**Objective:**
Of all the lines in the data below, how many contain "默认状态"? Report that number alone.
**** Entries supplied ****
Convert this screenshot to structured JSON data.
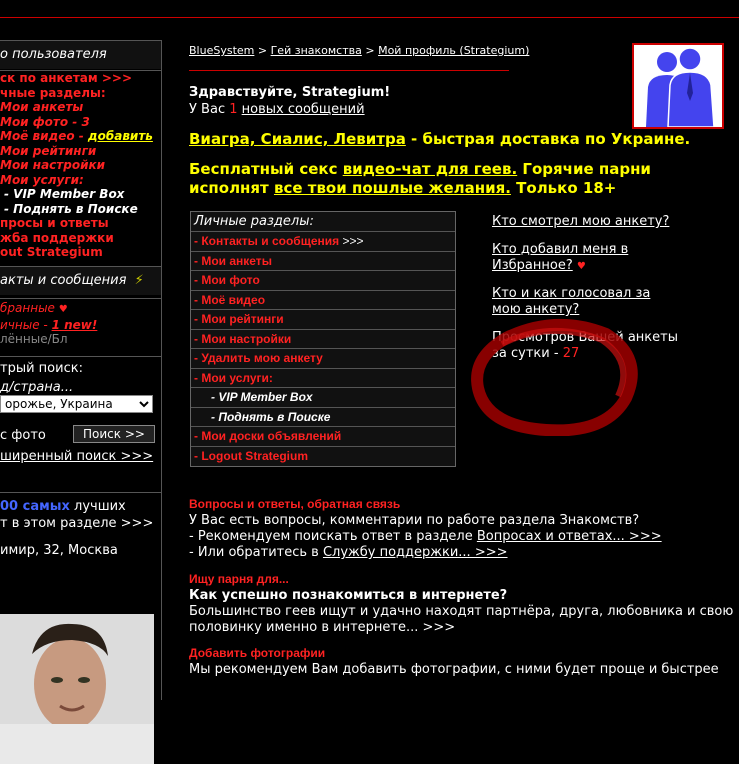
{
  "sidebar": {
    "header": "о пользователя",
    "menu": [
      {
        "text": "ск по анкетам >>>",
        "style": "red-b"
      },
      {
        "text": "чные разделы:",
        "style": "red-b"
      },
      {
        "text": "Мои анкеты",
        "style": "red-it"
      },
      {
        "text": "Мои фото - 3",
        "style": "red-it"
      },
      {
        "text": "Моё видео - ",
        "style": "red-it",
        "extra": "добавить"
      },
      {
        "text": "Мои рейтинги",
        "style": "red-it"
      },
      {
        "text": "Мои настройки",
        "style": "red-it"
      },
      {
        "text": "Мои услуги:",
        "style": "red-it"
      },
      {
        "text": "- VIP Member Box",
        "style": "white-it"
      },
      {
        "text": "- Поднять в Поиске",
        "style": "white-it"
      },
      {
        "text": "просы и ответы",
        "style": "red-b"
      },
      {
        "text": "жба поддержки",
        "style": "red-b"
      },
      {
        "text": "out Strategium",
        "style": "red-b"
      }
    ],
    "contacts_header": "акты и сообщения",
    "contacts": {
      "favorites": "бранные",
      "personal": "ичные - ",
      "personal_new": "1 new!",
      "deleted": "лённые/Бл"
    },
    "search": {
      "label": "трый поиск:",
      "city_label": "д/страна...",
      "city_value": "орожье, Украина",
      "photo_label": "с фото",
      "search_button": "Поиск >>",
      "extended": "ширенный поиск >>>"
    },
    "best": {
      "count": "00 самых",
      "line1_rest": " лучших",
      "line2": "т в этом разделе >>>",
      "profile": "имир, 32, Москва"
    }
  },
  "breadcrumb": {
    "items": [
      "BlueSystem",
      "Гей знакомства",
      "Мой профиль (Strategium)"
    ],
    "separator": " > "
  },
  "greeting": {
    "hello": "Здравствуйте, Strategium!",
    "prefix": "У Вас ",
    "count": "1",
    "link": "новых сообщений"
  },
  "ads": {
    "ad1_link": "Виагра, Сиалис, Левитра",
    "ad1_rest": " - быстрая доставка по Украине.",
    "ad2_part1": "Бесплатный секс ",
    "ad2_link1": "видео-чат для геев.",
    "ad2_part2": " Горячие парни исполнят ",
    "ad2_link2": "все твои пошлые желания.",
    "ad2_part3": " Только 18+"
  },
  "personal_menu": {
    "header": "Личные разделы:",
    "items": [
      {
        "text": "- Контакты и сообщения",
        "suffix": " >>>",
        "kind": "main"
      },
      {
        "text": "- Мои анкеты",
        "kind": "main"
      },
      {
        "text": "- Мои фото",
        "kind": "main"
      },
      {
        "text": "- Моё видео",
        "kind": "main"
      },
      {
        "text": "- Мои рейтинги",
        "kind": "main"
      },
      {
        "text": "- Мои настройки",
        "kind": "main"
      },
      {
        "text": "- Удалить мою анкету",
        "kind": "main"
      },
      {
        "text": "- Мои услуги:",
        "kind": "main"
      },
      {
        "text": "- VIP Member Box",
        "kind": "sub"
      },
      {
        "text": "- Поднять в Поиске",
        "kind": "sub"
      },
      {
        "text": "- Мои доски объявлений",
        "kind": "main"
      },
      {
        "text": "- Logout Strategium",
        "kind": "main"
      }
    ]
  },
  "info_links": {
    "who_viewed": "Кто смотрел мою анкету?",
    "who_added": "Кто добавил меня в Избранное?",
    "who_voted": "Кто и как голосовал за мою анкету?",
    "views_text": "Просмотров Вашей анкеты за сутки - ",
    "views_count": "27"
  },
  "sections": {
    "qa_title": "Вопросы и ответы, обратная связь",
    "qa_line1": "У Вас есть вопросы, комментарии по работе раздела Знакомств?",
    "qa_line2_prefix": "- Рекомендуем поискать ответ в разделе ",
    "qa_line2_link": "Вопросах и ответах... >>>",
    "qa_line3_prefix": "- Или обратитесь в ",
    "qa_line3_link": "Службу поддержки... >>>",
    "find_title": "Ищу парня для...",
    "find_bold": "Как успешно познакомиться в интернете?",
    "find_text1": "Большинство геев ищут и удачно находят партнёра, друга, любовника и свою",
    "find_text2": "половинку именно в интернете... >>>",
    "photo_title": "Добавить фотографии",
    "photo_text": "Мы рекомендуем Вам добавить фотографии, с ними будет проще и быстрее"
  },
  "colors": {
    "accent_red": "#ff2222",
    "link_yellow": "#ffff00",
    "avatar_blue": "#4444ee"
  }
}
****
**** Entries supplied ****
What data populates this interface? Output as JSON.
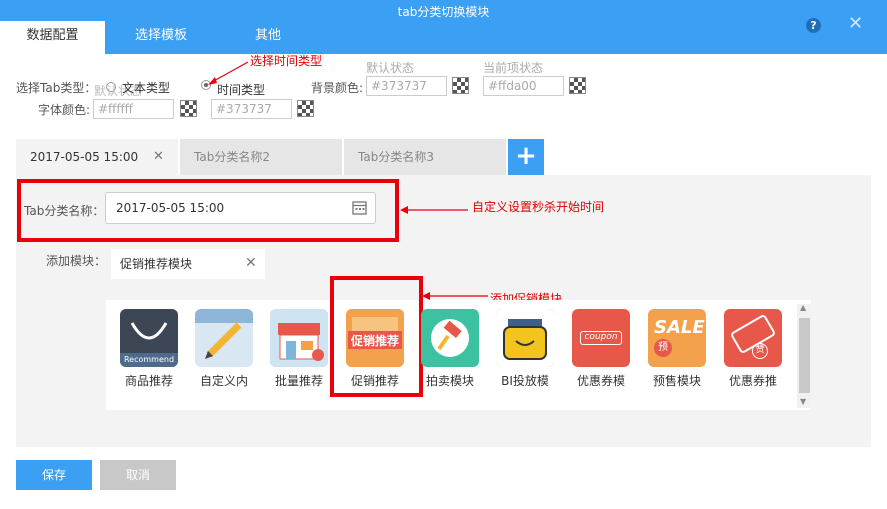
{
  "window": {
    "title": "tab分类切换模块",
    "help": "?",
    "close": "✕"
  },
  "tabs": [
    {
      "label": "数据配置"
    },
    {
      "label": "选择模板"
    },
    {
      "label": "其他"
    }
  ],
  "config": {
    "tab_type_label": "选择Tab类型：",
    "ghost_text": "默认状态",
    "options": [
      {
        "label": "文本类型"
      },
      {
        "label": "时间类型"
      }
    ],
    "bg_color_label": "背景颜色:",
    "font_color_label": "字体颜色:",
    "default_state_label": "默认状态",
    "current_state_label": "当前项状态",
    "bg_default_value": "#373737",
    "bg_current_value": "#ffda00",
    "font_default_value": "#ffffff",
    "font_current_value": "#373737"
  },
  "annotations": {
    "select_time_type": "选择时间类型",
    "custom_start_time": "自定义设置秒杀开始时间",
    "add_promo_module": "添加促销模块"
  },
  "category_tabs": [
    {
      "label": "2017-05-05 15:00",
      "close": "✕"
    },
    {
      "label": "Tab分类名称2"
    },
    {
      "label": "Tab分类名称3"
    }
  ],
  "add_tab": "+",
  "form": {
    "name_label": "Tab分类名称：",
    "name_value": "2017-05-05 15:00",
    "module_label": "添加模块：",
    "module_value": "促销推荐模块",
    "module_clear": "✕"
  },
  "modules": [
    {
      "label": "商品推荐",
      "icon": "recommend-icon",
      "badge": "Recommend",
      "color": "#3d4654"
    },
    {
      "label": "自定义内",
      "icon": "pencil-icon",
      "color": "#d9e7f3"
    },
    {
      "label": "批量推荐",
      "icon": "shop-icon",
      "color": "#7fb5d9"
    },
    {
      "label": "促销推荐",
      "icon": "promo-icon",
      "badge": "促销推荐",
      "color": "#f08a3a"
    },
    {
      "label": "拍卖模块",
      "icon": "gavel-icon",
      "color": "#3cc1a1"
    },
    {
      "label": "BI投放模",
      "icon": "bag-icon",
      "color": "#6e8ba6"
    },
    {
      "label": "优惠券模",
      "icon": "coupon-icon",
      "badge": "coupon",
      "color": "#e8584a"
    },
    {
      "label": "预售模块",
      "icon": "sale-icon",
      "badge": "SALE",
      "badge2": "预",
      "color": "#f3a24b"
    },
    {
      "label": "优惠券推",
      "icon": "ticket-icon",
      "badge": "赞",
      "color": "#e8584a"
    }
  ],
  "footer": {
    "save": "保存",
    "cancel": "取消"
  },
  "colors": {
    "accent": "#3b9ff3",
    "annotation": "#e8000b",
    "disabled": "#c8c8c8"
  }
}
****
**Exercise solution:**
2